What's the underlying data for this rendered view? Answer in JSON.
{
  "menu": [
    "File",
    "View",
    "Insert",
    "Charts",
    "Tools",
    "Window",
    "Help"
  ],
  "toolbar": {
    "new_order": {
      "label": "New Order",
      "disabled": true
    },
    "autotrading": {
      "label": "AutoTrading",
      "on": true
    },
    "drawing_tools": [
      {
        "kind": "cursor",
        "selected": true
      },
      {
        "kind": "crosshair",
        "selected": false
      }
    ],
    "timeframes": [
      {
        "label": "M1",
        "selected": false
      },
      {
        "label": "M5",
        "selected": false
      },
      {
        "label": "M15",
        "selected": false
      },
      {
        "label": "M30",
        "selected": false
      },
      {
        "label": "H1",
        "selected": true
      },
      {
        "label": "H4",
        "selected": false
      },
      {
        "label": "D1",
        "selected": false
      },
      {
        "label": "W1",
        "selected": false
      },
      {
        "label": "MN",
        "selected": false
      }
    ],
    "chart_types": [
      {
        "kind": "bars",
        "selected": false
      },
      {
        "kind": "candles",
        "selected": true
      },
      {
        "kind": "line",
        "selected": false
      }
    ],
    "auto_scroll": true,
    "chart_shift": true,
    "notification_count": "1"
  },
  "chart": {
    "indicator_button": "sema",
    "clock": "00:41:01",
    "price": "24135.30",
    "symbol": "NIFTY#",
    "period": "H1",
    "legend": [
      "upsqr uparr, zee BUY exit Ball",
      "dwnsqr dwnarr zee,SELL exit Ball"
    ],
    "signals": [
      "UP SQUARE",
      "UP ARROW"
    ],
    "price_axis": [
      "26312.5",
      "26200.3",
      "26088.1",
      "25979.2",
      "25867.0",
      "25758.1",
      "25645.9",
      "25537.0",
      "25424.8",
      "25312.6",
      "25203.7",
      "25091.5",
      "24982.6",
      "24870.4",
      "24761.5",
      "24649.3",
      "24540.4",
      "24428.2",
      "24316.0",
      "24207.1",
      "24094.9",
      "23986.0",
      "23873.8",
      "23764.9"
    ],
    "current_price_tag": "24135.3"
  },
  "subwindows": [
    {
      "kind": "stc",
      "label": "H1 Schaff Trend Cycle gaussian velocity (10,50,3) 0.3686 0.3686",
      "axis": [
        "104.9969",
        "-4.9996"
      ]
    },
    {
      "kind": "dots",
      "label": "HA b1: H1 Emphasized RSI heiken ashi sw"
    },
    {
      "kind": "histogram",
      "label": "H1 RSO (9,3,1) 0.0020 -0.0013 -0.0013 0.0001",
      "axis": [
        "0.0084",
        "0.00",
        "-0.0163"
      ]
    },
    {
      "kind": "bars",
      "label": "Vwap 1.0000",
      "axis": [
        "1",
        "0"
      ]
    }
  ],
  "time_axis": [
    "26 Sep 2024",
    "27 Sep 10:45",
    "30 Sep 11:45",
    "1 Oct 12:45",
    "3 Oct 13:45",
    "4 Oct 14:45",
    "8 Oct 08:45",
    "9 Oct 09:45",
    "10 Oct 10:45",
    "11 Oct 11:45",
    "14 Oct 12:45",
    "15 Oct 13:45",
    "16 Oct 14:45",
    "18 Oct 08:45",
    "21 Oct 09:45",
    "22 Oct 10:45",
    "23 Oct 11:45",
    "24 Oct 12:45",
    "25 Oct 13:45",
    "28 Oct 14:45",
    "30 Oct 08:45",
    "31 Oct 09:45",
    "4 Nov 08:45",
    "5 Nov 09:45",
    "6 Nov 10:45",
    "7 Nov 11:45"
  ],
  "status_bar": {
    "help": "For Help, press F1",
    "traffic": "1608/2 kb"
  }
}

■ SHORT PROBLEM: Recopy the whole listing exactly.

■ EXERCISE RESULT:
What's the underlying data for this rendered view? Answer in JSON.
{
  "menu": [
    "File",
    "View",
    "Insert",
    "Charts",
    "Tools",
    "Window",
    "Help"
  ],
  "toolbar": {
    "new_order": {
      "label": "New Order",
      "disabled": true
    },
    "autotrading": {
      "label": "AutoTrading",
      "on": true
    },
    "drawing_tools": [
      {
        "kind": "cursor",
        "selected": true
      },
      {
        "kind": "crosshair",
        "selected": false
      }
    ],
    "timeframes": [
      {
        "label": "M1",
        "selected": false
      },
      {
        "label": "M5",
        "selected": false
      },
      {
        "label": "M15",
        "selected": false
      },
      {
        "label": "M30",
        "selected": false
      },
      {
        "label": "H1",
        "selected": true
      },
      {
        "label": "H4",
        "selected": false
      },
      {
        "label": "D1",
        "selected": false
      },
      {
        "label": "W1",
        "selected": false
      },
      {
        "label": "MN",
        "selected": false
      }
    ],
    "chart_types": [
      {
        "kind": "bars",
        "selected": false
      },
      {
        "kind": "candles",
        "selected": true
      },
      {
        "kind": "line",
        "selected": false
      }
    ],
    "auto_scroll": true,
    "chart_shift": true,
    "notification_count": "1"
  },
  "chart": {
    "indicator_button": "sema",
    "clock": "00:41:01",
    "price": "24135.30",
    "symbol": "NIFTY#",
    "period": "H1",
    "legend": [
      "upsqr uparr, zee BUY exit Ball",
      "dwnsqr dwnarr zee,SELL exit Ball"
    ],
    "signals": [
      "UP SQUARE",
      "UP ARROW"
    ],
    "price_axis": [
      "26312.5",
      "26200.3",
      "26088.1",
      "25979.2",
      "25867.0",
      "25758.1",
      "25645.9",
      "25537.0",
      "25424.8",
      "25312.6",
      "25203.7",
      "25091.5",
      "24982.6",
      "24870.4",
      "24761.5",
      "24649.3",
      "24540.4",
      "24428.2",
      "24316.0",
      "24207.1",
      "24094.9",
      "23986.0",
      "23873.8",
      "23764.9"
    ],
    "current_price_tag": "24135.3"
  },
  "subwindows": [
    {
      "kind": "stc",
      "label": "H1 Schaff Trend Cycle gaussian velocity (10,50,3) 0.3686 0.3686",
      "axis": [
        "104.9969",
        "-4.9996"
      ]
    },
    {
      "kind": "dots",
      "label": "HA b1: H1 Emphasized RSI heiken ashi sw"
    },
    {
      "kind": "histogram",
      "label": "H1 RSO (9,3,1) 0.0020 -0.0013 -0.0013 0.0001",
      "axis": [
        "0.0084",
        "0.00",
        "-0.0163"
      ]
    },
    {
      "kind": "bars",
      "label": "Vwap 1.0000",
      "axis": [
        "1",
        "0"
      ]
    }
  ],
  "time_axis": [
    "26 Sep 2024",
    "27 Sep 10:45",
    "30 Sep 11:45",
    "1 Oct 12:45",
    "3 Oct 13:45",
    "4 Oct 14:45",
    "8 Oct 08:45",
    "9 Oct 09:45",
    "10 Oct 10:45",
    "11 Oct 11:45",
    "14 Oct 12:45",
    "15 Oct 13:45",
    "16 Oct 14:45",
    "18 Oct 08:45",
    "21 Oct 09:45",
    "22 Oct 10:45",
    "23 Oct 11:45",
    "24 Oct 12:45",
    "25 Oct 13:45",
    "28 Oct 14:45",
    "30 Oct 08:45",
    "31 Oct 09:45",
    "4 Nov 08:45",
    "5 Nov 09:45",
    "6 Nov 10:45",
    "7 Nov 11:45"
  ],
  "status_bar": {
    "help": "For Help, press F1",
    "traffic": "1608/2 kb"
  }
}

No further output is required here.